Task prompt: Review the listing and copy each line that holds the word "zamieszkania".

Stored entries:
-- Begin --

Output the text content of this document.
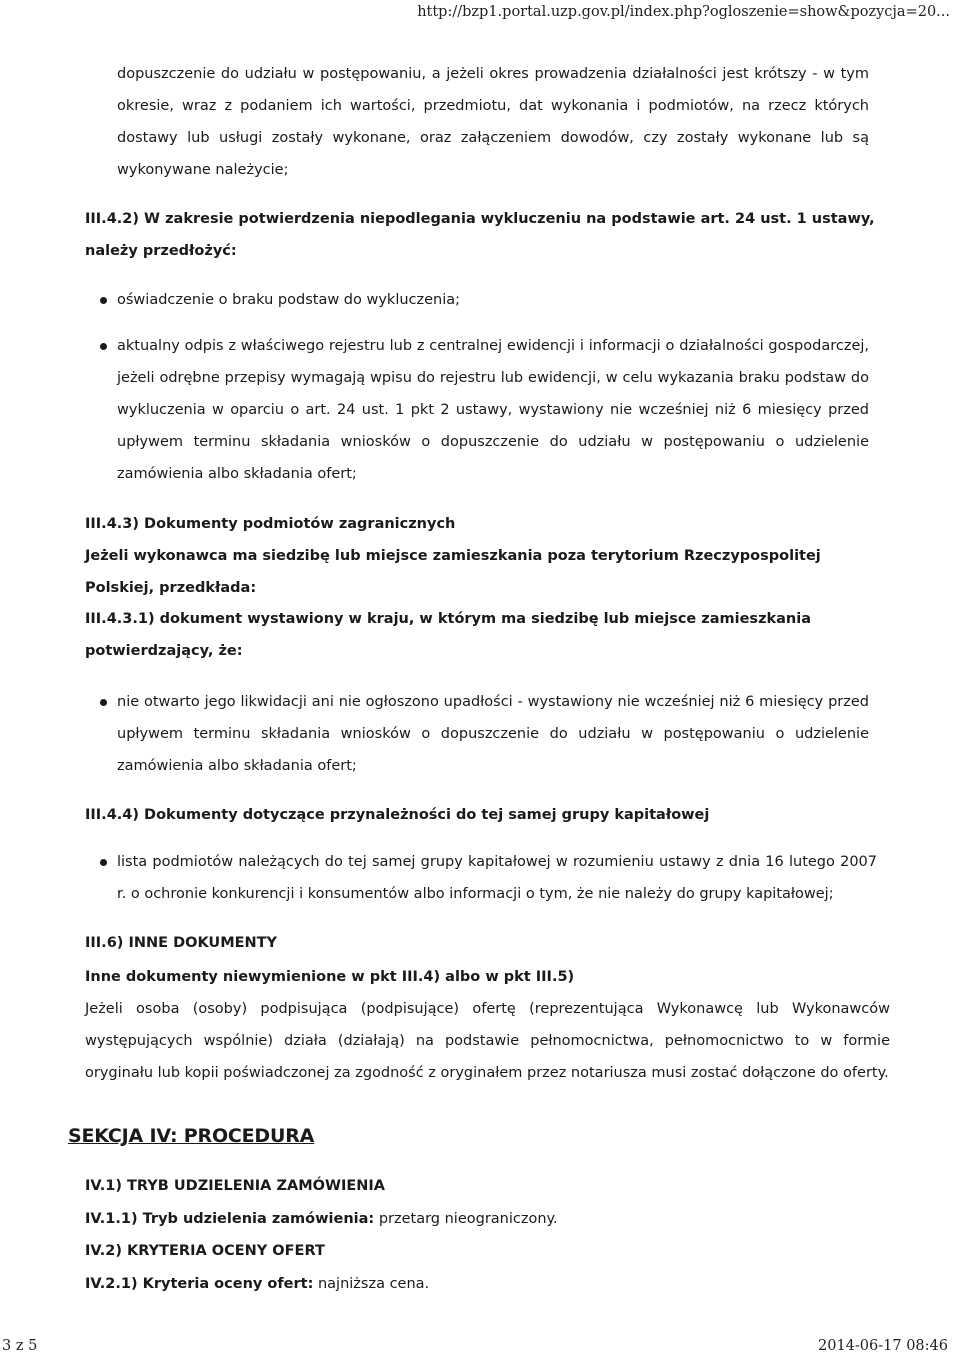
http://bzp1.portal.uzp.gov.pl/index.php?ogloszenie=show&pozycja=20...
dopuszczenie do udziału w postępowaniu, a jeżeli okres prowadzenia działalności jest krótszy - w tym okresie, wraz z podaniem ich wartości, przedmiotu, dat wykonania i podmiotów, na rzecz których dostawy lub usługi zostały wykonane, oraz załączeniem dowodów, czy zostały wykonane lub są wykonywane należycie;
III.4.2) W zakresie potwierdzenia niepodlegania wykluczeniu na podstawie art. 24 ust. 1 ustawy, należy przedłożyć:
oświadczenie o braku podstaw do wykluczenia;
aktualny odpis z właściwego rejestru lub z centralnej ewidencji i informacji o działalności gospodarczej, jeżeli odrębne przepisy wymagają wpisu do rejestru lub ewidencji, w celu wykazania braku podstaw do wykluczenia w oparciu o art. 24 ust. 1 pkt 2 ustawy, wystawiony nie wcześniej niż 6 miesięcy przed upływem terminu składania wniosków o dopuszczenie do udziału w postępowaniu o udzielenie zamówienia albo składania ofert;
III.4.3) Dokumenty podmiotów zagranicznych
Jeżeli wykonawca ma siedzibę lub miejsce zamieszkania poza terytorium Rzeczypospolitej Polskiej, przedkłada:
III.4.3.1) dokument wystawiony w kraju, w którym ma siedzibę lub miejsce zamieszkania potwierdzający, że:
nie otwarto jego likwidacji ani nie ogłoszono upadłości - wystawiony nie wcześniej niż 6 miesięcy przed upływem terminu składania wniosków o dopuszczenie do udziału w postępowaniu o udzielenie zamówienia albo składania ofert;
III.4.4) Dokumenty dotyczące przynależności do tej samej grupy kapitałowej
lista podmiotów należących do tej samej grupy kapitałowej w rozumieniu ustawy z dnia 16 lutego 2007 r. o ochronie konkurencji i konsumentów albo informacji o tym, że nie należy do grupy kapitałowej;
III.6) INNE DOKUMENTY
Inne dokumenty niewymienione w pkt III.4) albo w pkt III.5)
Jeżeli osoba (osoby) podpisująca (podpisujące) ofertę (reprezentująca Wykonawcę lub Wykonawców występujących wspólnie) działa (działają) na podstawie pełnomocnictwa, pełnomocnictwo to w formie oryginału lub kopii poświadczonej za zgodność z oryginałem przez notariusza musi zostać dołączone do oferty.
SEKCJA IV: PROCEDURA
IV.1) TRYB UDZIELENIA ZAMÓWIENIA
IV.1.1) Tryb udzielenia zamówienia: przetarg nieograniczony.
IV.2) KRYTERIA OCENY OFERT
IV.2.1) Kryteria oceny ofert: najniższa cena.
3 z 5	2014-06-17 08:46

-- End --

Result:
Jeżeli wykonawca ma siedzibę lub miejsce zamieszkania poza terytorium Rzeczypospolitej Polskiej, przedkłada:
III.4.3.1) dokument wystawiony w kraju, w którym ma siedzibę lub miejsce zamieszkania potwierdzający, że:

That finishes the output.